▶ [EXERCISE TASK 1]
In the Solr thread, how many metrics did the quoted message say its code snippet included?

▶ [PAGE TEXT]

_ _ _ _ _ _ _

Re: Solr Aggregation queries are way slower than Elastic Search

Posted by Yonik Seeley <ys...@gmail.com>.
OK great, so it's definitely not the main query (which is just a
single term query in this example!)

> Also I have looked into the JSON Facet API. If I have to use facets, I will
> have to then define 3600 facets in a single query and I guess that would be
> also slow.

You can ask for any number of stats for a given facet (even the root
facet bucket w/o faceting on any fields):

cutl 'http://localhost:8983/solr/collection1.query?q=variable1:290&rows=0&json.facet={
  s1:"sum(metric_1)",
  s2:"sum(metric_2)",
  s3:"sum(metric_3)"
}'

-Yonik


On Tue, Dec 12, 2017 at 5:40 AM, RAUNAK AGRAWAL
<ag...@gmail.com> wrote:
> Hi Yonik,
>
> As you asked here is the code snippet and the actual solr query. Please
> have a look. I have included only 104 metrics but like this we can go upto
> 3600 rollups.

_ _ _ _ _ _ _

Layout dataset entries:
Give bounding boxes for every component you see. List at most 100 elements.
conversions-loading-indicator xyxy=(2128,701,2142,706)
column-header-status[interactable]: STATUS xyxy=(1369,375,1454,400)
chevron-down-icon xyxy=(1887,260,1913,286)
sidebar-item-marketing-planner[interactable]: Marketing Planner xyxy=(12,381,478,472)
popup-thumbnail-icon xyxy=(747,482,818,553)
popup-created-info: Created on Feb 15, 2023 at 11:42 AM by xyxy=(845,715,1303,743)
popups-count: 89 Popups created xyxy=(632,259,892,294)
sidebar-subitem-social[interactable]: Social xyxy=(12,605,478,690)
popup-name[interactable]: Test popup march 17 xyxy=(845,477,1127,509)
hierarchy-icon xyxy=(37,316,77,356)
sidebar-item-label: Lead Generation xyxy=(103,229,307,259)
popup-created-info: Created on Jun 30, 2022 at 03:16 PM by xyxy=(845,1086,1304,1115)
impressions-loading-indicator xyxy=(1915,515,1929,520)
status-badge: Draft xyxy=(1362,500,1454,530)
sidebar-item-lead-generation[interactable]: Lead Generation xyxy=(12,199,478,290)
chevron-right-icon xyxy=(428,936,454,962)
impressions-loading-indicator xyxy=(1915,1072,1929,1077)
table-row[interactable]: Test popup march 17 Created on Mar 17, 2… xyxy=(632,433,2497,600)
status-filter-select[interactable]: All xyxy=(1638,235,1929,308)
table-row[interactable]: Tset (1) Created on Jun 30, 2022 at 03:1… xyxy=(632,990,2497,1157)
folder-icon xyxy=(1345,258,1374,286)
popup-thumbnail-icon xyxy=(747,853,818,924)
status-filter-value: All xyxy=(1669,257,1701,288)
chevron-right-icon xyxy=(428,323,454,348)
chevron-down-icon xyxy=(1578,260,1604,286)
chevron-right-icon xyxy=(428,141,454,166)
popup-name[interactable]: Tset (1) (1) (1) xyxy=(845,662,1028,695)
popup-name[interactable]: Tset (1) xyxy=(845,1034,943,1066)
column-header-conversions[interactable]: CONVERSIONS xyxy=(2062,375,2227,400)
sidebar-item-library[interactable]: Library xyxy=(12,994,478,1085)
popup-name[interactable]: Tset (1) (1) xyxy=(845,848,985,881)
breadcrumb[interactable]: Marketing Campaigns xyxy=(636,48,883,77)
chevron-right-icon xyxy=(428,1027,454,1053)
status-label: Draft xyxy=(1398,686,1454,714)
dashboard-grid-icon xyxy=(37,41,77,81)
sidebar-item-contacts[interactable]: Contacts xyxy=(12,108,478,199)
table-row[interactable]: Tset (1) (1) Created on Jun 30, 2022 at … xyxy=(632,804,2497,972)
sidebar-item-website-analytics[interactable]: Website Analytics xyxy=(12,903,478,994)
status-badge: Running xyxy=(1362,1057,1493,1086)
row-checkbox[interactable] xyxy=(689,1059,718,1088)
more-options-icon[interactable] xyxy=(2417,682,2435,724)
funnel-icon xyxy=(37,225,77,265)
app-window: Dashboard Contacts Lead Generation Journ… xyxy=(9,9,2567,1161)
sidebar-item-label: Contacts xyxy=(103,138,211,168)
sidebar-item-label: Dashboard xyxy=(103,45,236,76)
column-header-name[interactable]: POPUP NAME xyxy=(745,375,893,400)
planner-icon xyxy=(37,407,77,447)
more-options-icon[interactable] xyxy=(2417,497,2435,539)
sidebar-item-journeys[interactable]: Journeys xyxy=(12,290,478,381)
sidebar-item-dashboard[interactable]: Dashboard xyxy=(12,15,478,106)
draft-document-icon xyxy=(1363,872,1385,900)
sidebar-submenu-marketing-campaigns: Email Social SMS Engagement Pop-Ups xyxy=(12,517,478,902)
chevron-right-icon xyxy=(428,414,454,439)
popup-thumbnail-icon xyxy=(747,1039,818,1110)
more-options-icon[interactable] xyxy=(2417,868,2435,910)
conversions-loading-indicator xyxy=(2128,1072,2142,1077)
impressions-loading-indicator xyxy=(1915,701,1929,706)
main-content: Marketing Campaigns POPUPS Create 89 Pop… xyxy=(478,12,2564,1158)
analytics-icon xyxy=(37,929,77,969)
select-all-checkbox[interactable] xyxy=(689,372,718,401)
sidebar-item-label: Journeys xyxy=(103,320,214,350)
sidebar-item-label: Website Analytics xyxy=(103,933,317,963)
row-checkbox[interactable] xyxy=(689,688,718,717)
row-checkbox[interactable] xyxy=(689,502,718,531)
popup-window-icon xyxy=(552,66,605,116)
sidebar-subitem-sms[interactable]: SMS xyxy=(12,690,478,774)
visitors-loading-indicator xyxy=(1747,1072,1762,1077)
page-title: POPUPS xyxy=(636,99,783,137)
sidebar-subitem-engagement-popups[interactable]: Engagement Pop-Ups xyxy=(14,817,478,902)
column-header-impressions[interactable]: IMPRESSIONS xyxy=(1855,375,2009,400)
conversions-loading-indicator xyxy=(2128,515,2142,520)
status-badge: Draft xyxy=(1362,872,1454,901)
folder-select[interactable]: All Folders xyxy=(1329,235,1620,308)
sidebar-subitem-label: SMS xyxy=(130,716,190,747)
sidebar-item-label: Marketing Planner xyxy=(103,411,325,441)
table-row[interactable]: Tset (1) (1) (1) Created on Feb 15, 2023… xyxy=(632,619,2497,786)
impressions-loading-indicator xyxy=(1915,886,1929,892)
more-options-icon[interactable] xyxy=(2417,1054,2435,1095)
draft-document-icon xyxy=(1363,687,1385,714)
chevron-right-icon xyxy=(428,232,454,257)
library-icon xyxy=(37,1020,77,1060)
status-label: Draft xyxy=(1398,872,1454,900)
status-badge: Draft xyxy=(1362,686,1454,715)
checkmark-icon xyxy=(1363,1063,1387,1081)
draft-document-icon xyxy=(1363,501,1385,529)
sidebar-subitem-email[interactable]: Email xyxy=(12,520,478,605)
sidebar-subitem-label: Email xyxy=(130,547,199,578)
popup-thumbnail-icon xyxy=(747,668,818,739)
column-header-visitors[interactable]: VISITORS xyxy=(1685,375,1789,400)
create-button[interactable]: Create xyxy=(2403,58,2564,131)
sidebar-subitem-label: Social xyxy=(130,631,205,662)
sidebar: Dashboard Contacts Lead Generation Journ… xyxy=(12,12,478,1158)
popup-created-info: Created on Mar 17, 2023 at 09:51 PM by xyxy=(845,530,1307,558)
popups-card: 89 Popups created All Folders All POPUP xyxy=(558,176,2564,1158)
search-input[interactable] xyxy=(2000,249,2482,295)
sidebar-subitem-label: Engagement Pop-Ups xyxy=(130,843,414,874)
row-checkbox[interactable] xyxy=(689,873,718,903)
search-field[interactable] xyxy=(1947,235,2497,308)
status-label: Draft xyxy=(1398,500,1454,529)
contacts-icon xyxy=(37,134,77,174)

_ _ _ _ _ _ _

▶ [EXERCISE TASK 2]
Quote the records above, starting at their first line and ending at the line that contains "hierarchy-icon xyxy=(37,316,77,356)", including both of those lines.

▶ [FULL OUTPUT 1]
104 metrics.

▶ [FULL OUTPUT 2]
Give bounding boxes for every component you see. List at most 100 elements.
conversions-loading-indicator xyxy=(2128,701,2142,706)
column-header-status[interactable]: STATUS xyxy=(1369,375,1454,400)
chevron-down-icon xyxy=(1887,260,1913,286)
sidebar-item-marketing-planner[interactable]: Marketing Planner xyxy=(12,381,478,472)
popup-thumbnail-icon xyxy=(747,482,818,553)
popup-created-info: Created on Feb 15, 2023 at 11:42 AM by xyxy=(845,715,1303,743)
popups-count: 89 Popups created xyxy=(632,259,892,294)
sidebar-subitem-social[interactable]: Social xyxy=(12,605,478,690)
popup-name[interactable]: Test popup march 17 xyxy=(845,477,1127,509)
hierarchy-icon xyxy=(37,316,77,356)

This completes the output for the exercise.